_Assigned task A:_ In the passage about travel gadgets, what is the capacity of the RAVPower portable charger?
_Assigned task B:_ Write the next few sentences of the passage about travel gadgets, picking up right after its final sentence.

Here are a few other things the Pixel 2 will be helping me with over the week:
- Maps, navigation, ride hailing, general transportation aide
- Appointments and reminders
- Mobile hotspot when I can’t get WiFi
Oh, and I guess it’s handy for communications. It is a phone, after all. I may also use it to take notes, but I usually pack an old-school paper notebook for jotting my nearly illegible notes quickly on the go.
While the Pixel 2 does a pretty good job with video thanks to optical and electronic image stabilization, I’ve discovered that my old Canon PowerShot SX50 HS has a few advantages for shooting video of gadgets.
First, it does a better job of singling out my voice from crowd noise when I’m behind the camera than the Pixel 2 does.
Second, the Pixel 2 has a habit of cropping videos when you use image stabilization, so I have to hold the camera further away from the laptop, tablet, or other gadget I’m filming. Since I tend to hold the camera in one hand and the object I’m filming in the other, that can get pretty awkward.
So while I’d been hoping to leave the PowerShot camera at home, it’s going to be in my bag again this year… primarily for video. It’ll also come in handy if I need a superzoom. I don’t expect to cover many press conferences this year, but that’s where the 50X optical zoom is a nice feature.
And it’s always nice to have a spare camera in case my phone battery dies.
The Pixel 2 gets significantly better battery life than my old Nexus 5X, but heavy camera use does run down the battery pretty quickly.
RAVPower 6,700 mAh portable charger
Speaking of battery life, this portable charger will help me top off the phone in a hurry if I need a little extra juice during the day.

_Study material:_
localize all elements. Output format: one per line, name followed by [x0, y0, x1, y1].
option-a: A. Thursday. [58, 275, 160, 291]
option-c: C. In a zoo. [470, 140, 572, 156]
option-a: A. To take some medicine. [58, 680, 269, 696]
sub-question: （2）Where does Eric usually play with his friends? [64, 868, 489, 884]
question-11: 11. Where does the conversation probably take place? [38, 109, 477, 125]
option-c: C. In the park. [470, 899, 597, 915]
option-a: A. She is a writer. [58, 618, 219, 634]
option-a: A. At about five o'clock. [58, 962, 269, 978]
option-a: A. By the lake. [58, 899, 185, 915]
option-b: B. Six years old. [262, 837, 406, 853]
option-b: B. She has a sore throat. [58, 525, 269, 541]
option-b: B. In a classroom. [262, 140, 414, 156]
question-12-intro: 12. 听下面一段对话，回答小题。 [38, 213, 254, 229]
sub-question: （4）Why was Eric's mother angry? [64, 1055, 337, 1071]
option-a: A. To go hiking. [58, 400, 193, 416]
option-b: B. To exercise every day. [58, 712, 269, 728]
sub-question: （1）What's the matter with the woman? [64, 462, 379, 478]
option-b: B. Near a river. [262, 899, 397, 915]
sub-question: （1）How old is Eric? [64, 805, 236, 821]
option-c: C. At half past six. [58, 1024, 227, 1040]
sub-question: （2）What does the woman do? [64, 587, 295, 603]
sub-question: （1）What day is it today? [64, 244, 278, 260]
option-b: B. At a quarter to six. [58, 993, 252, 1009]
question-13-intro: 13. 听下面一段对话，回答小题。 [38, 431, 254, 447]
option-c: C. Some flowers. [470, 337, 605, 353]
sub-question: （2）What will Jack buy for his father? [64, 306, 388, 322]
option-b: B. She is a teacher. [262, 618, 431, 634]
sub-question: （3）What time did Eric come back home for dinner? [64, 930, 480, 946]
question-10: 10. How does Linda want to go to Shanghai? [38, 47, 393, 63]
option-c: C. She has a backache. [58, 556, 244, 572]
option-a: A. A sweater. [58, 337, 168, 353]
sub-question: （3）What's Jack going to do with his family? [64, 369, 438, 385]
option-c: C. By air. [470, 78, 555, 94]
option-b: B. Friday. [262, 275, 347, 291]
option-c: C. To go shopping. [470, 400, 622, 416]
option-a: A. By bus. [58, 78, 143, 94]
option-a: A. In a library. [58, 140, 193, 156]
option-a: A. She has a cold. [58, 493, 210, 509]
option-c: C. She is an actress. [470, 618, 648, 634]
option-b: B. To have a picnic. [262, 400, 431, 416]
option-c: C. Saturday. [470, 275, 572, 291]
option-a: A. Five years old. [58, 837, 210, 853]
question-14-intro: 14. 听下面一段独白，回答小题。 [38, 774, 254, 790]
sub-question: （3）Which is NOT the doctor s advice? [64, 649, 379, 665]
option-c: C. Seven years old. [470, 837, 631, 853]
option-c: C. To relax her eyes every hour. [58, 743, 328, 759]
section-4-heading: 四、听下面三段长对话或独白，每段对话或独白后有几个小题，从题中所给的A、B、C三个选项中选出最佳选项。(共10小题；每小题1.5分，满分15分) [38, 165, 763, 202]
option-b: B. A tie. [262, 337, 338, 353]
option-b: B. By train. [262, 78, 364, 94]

_Reply A:_ 6,700 mAh

_Reply B:_
While I usually get all-day battery life from the Pixel 2, I’m not usually running around town for 16-18 hours a day making heavy use of GPS and camera functions.
This battery supports 2.4A output for fast charging and I have a short USB Type-A to Type-C cable that lets me place my phone and the battery in my pocket and charge the phone while I’m on the go.
There are plenty of newer batteries with dedicated USB Type-C ports, faster charging, and other features this model lacks. But it was cheap when I picked it up and it still does the trick. I’ll probably hang onto it for another few years as long as it still holds a decent charge.
Odds and ends
I’m also packing a new pair of Samsung Level On Bluetooth noise canceling on-ear headphones I picked up recently when they were on sale for $70. The audio quality is better than that on most lower-cost models I’ve tested and the noise cancellation works well… under the right conditions. It does a great job of filtering out background sounds like my refrigerator’s hum when I’m at home. But when I tried using them on a recent bus trip they actually amplified some of the creaking noises the bus made in transit. I’ll be curious to see how well they work at reducing airplane noise, which is what many active noise canceling products are really designed to do.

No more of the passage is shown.